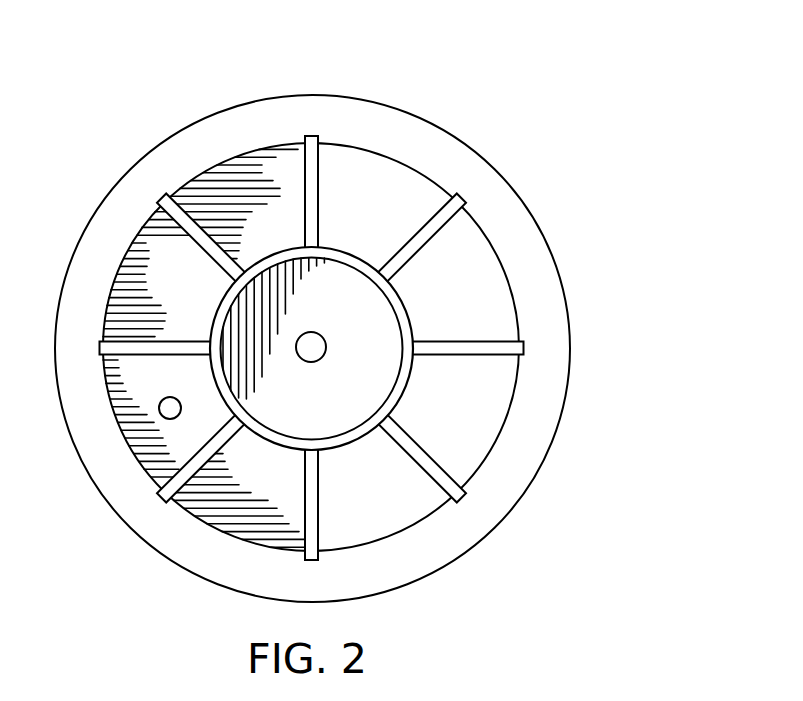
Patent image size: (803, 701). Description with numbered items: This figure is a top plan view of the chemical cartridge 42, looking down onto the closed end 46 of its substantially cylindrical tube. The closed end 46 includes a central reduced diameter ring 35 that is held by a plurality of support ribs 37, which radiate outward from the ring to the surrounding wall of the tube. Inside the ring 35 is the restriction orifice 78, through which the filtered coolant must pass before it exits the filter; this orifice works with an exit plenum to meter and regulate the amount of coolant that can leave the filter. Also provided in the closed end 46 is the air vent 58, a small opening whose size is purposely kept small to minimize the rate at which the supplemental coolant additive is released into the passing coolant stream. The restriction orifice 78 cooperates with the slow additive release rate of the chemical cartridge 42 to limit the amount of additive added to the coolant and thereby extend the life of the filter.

The chemical cartridge 42 is at (438, 81).
The closed end 46 is at (422, 208).
The support ribs 37 is at (310, 210).
The reduced diameter ring 35 is at (405, 318).
The restriction orifice 78 is at (324, 343).
The air vent 58 is at (173, 407).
★ ★ ★ ★
* WRITTEN TASK: Copy the lines above word for word, leaving out the picture.

* RESPONSE TO THIS EXERCISE:
Patent image size: (803, 701). Description with numbered items: This figure is a top plan view of the chemical cartridge 42, looking down onto the closed end 46 of its substantially cylindrical tube. The closed end 46 includes a central reduced diameter ring 35 that is held by a plurality of support ribs 37, which radiate outward from the ring to the surrounding wall of the tube. Inside the ring 35 is the restriction orifice 78, through which the filtered coolant must pass before it exits the filter; this orifice works with an exit plenum to meter and regulate the amount of coolant that can leave the filter. Also provided in the closed end 46 is the air vent 58, a small opening whose size is purposely kept small to minimize the rate at which the supplemental coolant additive is released into the passing coolant stream. The restriction orifice 78 cooperates with the slow additive release rate of the chemical cartridge 42 to limit the amount of additive added to the coolant and thereby extend the life of the filter.

The chemical cartridge 42 is at (438, 81).
The closed end 46 is at (422, 208).
The support ribs 37 is at (310, 210).
The reduced diameter ring 35 is at (405, 318).
The restriction orifice 78 is at (324, 343).
The air vent 58 is at (173, 407).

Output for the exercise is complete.